Start of SUPPLIED MATERIAL

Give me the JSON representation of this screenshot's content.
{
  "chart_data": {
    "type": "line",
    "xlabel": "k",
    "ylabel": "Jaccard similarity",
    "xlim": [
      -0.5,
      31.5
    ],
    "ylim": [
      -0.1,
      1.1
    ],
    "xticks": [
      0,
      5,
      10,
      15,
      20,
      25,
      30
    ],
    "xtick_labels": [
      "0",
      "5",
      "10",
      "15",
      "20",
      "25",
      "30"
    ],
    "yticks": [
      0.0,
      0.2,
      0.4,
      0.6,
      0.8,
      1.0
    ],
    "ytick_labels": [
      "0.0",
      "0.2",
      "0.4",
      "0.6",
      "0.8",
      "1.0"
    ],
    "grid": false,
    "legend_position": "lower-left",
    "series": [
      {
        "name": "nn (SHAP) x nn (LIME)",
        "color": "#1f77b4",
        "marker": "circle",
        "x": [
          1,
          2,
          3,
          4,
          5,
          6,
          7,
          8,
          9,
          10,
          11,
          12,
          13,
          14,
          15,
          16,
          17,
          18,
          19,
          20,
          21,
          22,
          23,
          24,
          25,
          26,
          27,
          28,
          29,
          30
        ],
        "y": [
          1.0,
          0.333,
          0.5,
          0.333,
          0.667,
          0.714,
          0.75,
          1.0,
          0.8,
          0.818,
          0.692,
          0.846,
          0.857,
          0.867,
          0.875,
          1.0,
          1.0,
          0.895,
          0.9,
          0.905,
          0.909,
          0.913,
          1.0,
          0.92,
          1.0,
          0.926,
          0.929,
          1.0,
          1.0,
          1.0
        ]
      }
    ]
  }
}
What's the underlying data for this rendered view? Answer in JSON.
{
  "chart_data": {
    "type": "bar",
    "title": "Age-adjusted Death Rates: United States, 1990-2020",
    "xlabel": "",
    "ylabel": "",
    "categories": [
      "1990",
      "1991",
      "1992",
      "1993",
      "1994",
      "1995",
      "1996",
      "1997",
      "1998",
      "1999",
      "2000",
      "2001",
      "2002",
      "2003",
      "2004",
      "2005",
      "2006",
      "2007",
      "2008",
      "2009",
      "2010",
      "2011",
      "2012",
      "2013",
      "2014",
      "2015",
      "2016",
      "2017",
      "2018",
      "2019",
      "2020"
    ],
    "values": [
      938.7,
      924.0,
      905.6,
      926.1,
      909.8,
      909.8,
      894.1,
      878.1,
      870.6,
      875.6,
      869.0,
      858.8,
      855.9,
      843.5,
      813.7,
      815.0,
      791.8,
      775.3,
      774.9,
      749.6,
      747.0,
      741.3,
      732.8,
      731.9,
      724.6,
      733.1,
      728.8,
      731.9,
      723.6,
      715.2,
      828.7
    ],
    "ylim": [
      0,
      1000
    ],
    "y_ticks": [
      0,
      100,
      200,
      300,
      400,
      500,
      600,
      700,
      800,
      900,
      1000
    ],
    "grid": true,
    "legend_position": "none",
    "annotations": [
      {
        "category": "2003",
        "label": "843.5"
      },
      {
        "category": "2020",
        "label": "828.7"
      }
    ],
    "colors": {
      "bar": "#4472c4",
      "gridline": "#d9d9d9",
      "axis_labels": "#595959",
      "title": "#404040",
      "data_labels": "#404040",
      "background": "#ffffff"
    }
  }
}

End of SUPPLIED MATERIAL

▶ _WHAT NEEDS TO BE DONE_: Take the listing above and write it out again exactly.

▶ _ANSWER TO THIS PROBLEM_:
Give me the JSON representation of this screenshot's content.
{
  "chart_data": {
    "type": "line",
    "xlabel": "k",
    "ylabel": "Jaccard similarity",
    "xlim": [
      -0.5,
      31.5
    ],
    "ylim": [
      -0.1,
      1.1
    ],
    "xticks": [
      0,
      5,
      10,
      15,
      20,
      25,
      30
    ],
    "xtick_labels": [
      "0",
      "5",
      "10",
      "15",
      "20",
      "25",
      "30"
    ],
    "yticks": [
      0.0,
      0.2,
      0.4,
      0.6,
      0.8,
      1.0
    ],
    "ytick_labels": [
      "0.0",
      "0.2",
      "0.4",
      "0.6",
      "0.8",
      "1.0"
    ],
    "grid": false,
    "legend_position": "lower-left",
    "series": [
      {
        "name": "nn (SHAP) x nn (LIME)",
        "color": "#1f77b4",
        "marker": "circle",
        "x": [
          1,
          2,
          3,
          4,
          5,
          6,
          7,
          8,
          9,
          10,
          11,
          12,
          13,
          14,
          15,
          16,
          17,
          18,
          19,
          20,
          21,
          22,
          23,
          24,
          25,
          26,
          27,
          28,
          29,
          30
        ],
        "y": [
          1.0,
          0.333,
          0.5,
          0.333,
          0.667,
          0.714,
          0.75,
          1.0,
          0.8,
          0.818,
          0.692,
          0.846,
          0.857,
          0.867,
          0.875,
          1.0,
          1.0,
          0.895,
          0.9,
          0.905,
          0.909,
          0.913,
          1.0,
          0.92,
          1.0,
          0.926,
          0.929,
          1.0,
          1.0,
          1.0
        ]
      }
    ]
  }
}
What's the underlying data for this rendered view? Answer in JSON.
{
  "chart_data": {
    "type": "bar",
    "title": "Age-adjusted Death Rates: United States, 1990-2020",
    "xlabel": "",
    "ylabel": "",
    "categories": [
      "1990",
      "1991",
      "1992",
      "1993",
      "1994",
      "1995",
      "1996",
      "1997",
      "1998",
      "1999",
      "2000",
      "2001",
      "2002",
      "2003",
      "2004",
      "2005",
      "2006",
      "2007",
      "2008",
      "2009",
      "2010",
      "2011",
      "2012",
      "2013",
      "2014",
      "2015",
      "2016",
      "2017",
      "2018",
      "2019",
      "2020"
    ],
    "values": [
      938.7,
      924.0,
      905.6,
      926.1,
      909.8,
      909.8,
      894.1,
      878.1,
      870.6,
      875.6,
      869.0,
      858.8,
      855.9,
      843.5,
      813.7,
      815.0,
      791.8,
      775.3,
      774.9,
      749.6,
      747.0,
      741.3,
      732.8,
      731.9,
      724.6,
      733.1,
      728.8,
      731.9,
      723.6,
      715.2,
      828.7
    ],
    "ylim": [
      0,
      1000
    ],
    "y_ticks": [
      0,
      100,
      200,
      300,
      400,
      500,
      600,
      700,
      800,
      900,
      1000
    ],
    "grid": true,
    "legend_position": "none",
    "annotations": [
      {
        "category": "2003",
        "label": "843.5"
      },
      {
        "category": "2020",
        "label": "828.7"
      }
    ],
    "colors": {
      "bar": "#4472c4",
      "gridline": "#d9d9d9",
      "axis_labels": "#595959",
      "title": "#404040",
      "data_labels": "#404040",
      "background": "#ffffff"
    }
  }
}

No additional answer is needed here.